    Very sad what has become of critical thinking in this country. The answers are right in front of our faces and yet people allow themselves to be blind.

  5. The high function con man Paul Ehrlick is still predicting catastrophe to the masses of imbeciles who have not yet worked out that not a single one of his predictions has come to pass in more than forty years. He set the patten that all the other con men follow. Thankfully they seem never to run out of idiots.

  6. NEXT THEY WILL WANT TO USE MRNA TO SOLVE THE PROBLEM OF A NON DYING REEF AND THAT WILL SURELY DO THE JOB OF KILLING IT OFF JUST LIKE WE HUMANS. OH, AND NOW COWS AS WELL.

  7. We have been hearing about the dying GBR since we were wee little ones at our local indoctrination centres…Brings back memories. Memories of all the bullshit they told us.

    So, tell me, those Who Don’t Question The Science, is the GBR still dying? IS IT DEAD YET? ARE WE THERE YET?

    I’m off to save the reef then…I will need some grant money.

  8. Bob Katter told everyone about 20 years ago the damaged areas of the reef were caused by runoff but it didn’t register with the mainstream. We are basically dealing with zombies. It doesn’t take much to hypnotize a chicken and Rockerfellas use the same principle. They have their main foundation and I think there are about 200 others. They just give a few people a “book deal” and suddenly feminism or anything else is born. A few sold out Greens and people like the WEF minion Sarah Hanson-Young are enough to wag the dog.
    This is all part of a campaign to shift government money to selected individuals.
    We can all shift towards solar panels on roofs and pumped hydro gradually and the only ones who will lose out are people like Baron S Hacca of Teals Party.

■ Record set:

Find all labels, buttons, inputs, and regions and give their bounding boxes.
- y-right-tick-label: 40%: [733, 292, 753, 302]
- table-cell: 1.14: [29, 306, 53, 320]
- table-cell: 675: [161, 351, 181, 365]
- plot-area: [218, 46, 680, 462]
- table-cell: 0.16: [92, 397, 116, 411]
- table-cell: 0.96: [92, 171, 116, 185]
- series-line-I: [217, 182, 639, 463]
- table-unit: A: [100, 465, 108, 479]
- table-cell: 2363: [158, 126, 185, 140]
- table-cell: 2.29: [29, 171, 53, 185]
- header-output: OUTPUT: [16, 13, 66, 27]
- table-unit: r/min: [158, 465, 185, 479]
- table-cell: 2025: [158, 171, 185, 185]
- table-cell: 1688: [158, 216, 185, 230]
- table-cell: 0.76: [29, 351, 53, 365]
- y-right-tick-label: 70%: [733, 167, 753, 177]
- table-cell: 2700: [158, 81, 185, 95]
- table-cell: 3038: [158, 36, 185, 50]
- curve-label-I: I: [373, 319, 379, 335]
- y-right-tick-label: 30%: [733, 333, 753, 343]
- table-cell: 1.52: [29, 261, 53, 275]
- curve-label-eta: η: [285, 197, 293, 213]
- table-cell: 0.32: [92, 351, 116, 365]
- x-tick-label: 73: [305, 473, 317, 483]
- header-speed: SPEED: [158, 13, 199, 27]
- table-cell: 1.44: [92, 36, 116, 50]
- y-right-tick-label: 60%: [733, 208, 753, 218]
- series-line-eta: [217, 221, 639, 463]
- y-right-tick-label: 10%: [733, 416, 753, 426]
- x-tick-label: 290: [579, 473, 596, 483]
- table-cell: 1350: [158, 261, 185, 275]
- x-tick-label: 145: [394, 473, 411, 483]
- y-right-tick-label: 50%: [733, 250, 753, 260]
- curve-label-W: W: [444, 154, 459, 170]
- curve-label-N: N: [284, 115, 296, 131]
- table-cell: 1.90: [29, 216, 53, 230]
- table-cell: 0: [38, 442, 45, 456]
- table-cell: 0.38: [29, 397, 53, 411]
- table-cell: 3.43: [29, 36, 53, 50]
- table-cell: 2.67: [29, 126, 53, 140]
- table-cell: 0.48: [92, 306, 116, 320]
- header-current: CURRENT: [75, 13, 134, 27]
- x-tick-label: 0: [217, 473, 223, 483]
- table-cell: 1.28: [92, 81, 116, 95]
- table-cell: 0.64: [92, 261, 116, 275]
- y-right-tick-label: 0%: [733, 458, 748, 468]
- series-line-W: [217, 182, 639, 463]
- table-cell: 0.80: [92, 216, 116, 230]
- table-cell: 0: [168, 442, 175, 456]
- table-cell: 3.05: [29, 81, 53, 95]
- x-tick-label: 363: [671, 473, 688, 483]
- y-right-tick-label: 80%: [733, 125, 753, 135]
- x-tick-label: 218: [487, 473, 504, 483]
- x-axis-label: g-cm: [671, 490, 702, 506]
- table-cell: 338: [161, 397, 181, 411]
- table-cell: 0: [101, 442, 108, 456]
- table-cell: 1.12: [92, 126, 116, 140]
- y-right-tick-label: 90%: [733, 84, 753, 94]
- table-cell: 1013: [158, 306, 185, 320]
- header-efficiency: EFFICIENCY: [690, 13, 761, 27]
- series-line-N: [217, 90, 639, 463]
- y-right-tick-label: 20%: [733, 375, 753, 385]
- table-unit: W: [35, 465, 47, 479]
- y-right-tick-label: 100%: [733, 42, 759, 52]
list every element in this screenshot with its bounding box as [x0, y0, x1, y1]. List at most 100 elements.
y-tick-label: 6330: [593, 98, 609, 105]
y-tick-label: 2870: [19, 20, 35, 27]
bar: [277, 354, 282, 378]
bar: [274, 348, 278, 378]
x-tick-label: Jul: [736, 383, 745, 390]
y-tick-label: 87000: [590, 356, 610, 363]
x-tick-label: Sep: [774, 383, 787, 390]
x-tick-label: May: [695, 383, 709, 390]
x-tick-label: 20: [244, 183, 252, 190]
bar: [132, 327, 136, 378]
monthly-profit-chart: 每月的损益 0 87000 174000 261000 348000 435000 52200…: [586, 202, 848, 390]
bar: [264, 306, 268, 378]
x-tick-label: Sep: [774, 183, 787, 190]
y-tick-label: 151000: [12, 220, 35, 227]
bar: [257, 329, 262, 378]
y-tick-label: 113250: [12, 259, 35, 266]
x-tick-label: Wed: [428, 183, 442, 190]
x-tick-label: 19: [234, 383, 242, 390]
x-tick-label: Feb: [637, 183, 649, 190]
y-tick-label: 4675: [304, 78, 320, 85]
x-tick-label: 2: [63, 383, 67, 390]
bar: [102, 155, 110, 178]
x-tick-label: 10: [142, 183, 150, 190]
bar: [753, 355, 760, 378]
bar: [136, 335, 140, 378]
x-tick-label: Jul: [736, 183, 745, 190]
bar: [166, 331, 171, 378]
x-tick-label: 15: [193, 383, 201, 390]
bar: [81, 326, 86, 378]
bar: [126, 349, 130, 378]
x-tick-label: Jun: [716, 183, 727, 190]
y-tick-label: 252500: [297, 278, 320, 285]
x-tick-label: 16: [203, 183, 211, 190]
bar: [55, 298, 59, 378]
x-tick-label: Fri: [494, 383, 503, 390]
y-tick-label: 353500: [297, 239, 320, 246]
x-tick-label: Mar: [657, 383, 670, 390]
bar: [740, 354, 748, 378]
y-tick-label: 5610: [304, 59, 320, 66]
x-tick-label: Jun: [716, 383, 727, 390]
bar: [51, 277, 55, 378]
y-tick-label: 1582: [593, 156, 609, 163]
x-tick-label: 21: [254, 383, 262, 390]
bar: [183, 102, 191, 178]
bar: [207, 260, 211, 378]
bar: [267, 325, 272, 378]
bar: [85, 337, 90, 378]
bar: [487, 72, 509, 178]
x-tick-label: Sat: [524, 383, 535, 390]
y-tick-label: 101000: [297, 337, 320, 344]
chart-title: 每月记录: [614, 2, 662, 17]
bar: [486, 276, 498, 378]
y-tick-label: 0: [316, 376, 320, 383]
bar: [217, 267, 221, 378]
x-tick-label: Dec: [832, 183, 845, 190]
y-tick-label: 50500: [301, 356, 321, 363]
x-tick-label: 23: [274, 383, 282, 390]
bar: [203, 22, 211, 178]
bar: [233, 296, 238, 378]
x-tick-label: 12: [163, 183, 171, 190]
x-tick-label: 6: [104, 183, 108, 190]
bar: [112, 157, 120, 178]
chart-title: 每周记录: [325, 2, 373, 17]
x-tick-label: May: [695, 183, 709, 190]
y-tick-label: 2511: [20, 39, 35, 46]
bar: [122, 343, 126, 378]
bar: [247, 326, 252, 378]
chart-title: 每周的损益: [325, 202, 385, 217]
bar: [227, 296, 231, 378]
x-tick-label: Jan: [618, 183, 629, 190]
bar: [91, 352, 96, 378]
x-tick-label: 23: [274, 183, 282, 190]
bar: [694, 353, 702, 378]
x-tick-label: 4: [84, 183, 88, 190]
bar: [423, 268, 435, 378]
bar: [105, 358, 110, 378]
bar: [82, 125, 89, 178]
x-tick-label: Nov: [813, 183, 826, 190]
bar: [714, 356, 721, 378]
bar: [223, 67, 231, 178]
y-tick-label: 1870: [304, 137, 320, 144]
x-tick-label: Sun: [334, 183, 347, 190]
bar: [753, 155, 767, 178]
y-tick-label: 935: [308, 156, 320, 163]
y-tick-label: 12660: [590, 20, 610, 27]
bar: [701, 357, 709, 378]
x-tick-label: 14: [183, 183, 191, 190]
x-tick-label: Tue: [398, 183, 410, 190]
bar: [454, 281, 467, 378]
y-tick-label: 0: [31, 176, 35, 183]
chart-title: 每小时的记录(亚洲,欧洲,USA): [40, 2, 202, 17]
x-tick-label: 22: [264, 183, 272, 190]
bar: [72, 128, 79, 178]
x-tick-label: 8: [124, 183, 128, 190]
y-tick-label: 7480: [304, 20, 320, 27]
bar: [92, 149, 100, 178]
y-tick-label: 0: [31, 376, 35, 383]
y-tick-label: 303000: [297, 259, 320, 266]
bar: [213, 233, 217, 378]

■ Problem set:
**1)** From the comments on the reef, extract the passage starting at "5. The high" and ending at "out of idiots.".
**2)** Decide whether each statement agrees with the comments on the reef. Answer yes or no, and quote the words that settle it.
(a) Bob Katter said about 20 years ago that runoff caused the damaged areas of the reef.
(b) Some of Paul Ehrlick's predictions have come to pass.
(c) The shift toward solar panels on roofs and pumped hydro should happen all at once.
The records have nothing to do with the comments on the reef.

■ Outputs by task:
**1)**
5. The high function con man Paul Ehrlick is still predicting catastrophe to the masses of imbeciles who have not yet worked out that not a single one of his predictions has come to pass in more than forty years. He set the patten that all the other con men follow. Thankfully they seem never to run out of idiots.

**2)**
(a) Yes: "Bob Katter told everyone about 20 years ago the damaged areas of the reef were caused by runoff"
(b) No: "not a single one of his predictions has come to pass in more than forty years"
(c) No: "We can all shift towards solar panels on roofs and pumped hydro gradually"